• [Short task]
Copy the part of the listing that opens with the line containing "avatar: ka [201,18,217,34]" and closes with the line containing "sidebar-item-inbox[interactable]: ♫ Inbox", keeping every character the same.

[Start of Data for this task]

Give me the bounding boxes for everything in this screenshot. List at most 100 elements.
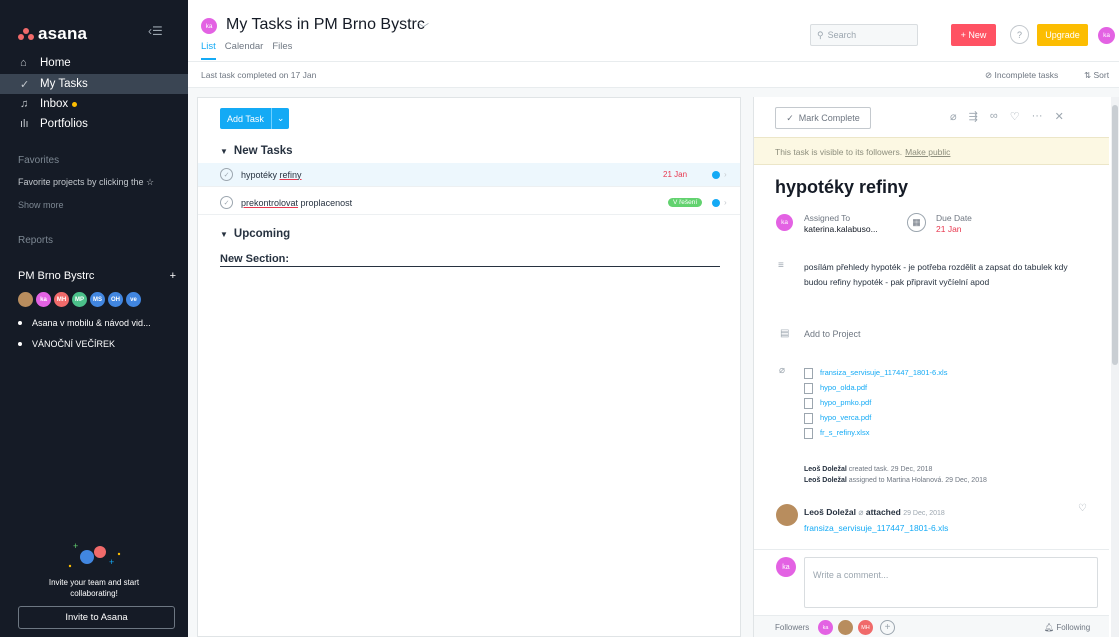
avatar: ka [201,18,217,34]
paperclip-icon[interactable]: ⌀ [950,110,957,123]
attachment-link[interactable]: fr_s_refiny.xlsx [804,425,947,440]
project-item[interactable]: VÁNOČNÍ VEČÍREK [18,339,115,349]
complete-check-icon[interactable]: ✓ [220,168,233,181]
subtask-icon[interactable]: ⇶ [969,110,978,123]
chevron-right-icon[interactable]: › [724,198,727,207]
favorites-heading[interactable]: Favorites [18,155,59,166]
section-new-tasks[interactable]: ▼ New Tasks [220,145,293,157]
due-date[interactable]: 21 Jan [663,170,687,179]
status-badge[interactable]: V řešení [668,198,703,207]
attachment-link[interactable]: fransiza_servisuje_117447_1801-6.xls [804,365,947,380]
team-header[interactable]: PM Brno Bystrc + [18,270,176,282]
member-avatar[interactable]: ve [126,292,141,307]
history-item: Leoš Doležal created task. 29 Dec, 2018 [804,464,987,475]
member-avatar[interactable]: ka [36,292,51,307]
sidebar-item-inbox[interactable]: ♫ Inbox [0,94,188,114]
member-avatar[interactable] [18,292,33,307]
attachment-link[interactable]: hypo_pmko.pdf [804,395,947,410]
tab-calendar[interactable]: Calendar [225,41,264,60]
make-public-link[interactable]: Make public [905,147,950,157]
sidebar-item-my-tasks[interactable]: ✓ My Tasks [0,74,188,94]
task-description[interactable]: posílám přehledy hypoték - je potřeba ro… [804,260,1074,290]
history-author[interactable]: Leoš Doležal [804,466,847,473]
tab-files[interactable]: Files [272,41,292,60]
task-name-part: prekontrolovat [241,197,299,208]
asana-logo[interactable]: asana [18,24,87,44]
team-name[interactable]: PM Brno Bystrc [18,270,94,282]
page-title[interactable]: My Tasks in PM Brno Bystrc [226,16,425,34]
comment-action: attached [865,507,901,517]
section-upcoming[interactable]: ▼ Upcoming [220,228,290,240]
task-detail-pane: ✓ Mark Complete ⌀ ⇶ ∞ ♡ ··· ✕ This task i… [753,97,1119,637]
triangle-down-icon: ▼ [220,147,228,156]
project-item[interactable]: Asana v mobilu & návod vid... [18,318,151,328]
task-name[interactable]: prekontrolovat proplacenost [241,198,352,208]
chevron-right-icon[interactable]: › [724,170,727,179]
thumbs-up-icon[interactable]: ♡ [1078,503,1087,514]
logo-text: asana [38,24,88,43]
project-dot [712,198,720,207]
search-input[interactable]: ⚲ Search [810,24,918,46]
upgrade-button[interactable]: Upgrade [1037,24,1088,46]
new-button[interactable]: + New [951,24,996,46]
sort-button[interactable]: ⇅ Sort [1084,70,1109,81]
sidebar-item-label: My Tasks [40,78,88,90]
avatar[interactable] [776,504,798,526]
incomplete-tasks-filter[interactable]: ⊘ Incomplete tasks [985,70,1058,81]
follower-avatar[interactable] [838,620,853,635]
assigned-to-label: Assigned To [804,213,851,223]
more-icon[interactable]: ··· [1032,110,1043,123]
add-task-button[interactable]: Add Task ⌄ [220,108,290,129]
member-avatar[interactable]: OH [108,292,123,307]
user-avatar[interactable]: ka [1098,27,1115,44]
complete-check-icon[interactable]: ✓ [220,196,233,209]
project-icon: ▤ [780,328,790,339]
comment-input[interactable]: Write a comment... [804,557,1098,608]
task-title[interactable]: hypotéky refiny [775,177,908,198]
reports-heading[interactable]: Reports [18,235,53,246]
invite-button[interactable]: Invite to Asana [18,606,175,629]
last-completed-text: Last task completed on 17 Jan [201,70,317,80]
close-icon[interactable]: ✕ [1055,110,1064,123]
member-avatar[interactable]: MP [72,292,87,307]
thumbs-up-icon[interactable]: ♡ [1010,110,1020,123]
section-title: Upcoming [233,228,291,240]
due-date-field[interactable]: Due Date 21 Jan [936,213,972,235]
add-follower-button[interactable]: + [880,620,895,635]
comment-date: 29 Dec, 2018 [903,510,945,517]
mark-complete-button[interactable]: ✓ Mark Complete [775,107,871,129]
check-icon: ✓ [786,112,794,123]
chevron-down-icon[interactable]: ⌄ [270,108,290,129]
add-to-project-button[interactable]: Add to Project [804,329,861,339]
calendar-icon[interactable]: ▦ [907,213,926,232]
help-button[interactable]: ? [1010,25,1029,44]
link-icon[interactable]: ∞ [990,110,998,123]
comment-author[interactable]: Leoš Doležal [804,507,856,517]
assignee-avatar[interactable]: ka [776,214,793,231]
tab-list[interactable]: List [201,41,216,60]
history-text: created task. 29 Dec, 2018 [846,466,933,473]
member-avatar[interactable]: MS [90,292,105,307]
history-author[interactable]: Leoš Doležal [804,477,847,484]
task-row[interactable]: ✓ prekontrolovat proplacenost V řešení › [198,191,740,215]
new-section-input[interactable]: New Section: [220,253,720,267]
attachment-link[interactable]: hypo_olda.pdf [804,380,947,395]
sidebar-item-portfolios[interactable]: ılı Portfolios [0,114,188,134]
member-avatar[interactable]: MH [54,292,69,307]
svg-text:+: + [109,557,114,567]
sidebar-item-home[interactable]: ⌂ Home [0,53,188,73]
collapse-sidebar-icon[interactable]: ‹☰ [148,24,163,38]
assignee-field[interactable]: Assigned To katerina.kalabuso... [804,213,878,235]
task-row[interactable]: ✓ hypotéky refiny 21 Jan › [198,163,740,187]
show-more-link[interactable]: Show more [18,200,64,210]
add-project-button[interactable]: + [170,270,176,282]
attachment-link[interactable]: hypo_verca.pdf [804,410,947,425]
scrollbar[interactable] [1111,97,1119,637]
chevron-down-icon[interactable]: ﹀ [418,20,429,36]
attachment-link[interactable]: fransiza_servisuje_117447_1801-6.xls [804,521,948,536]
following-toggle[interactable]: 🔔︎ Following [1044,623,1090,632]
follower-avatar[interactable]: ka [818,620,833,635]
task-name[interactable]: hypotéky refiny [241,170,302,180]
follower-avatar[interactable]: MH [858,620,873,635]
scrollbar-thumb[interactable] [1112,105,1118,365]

[End of Data for this task]

• [Solution for this exercise]
avatar: ka [201,18,217,34]
paperclip-icon[interactable]: ⌀ [950,110,957,123]
attachment-link[interactable]: fr_s_refiny.xlsx [804,425,947,440]
project-item[interactable]: VÁNOČNÍ VEČÍREK [18,339,115,349]
complete-check-icon[interactable]: ✓ [220,168,233,181]
subtask-icon[interactable]: ⇶ [969,110,978,123]
chevron-right-icon[interactable]: › [724,198,727,207]
favorites-heading[interactable]: Favorites [18,155,59,166]
section-new-tasks[interactable]: ▼ New Tasks [220,145,293,157]
due-date[interactable]: 21 Jan [663,170,687,179]
status-badge[interactable]: V řešení [668,198,703,207]
attachment-link[interactable]: fransiza_servisuje_117447_1801-6.xls [804,365,947,380]
team-header[interactable]: PM Brno Bystrc + [18,270,176,282]
member-avatar[interactable]: ve [126,292,141,307]
history-item: Leoš Doležal created task. 29 Dec, 2018 [804,464,987,475]
member-avatar[interactable]: ka [36,292,51,307]
sidebar-item-inbox[interactable]: ♫ Inbox [0,94,188,114]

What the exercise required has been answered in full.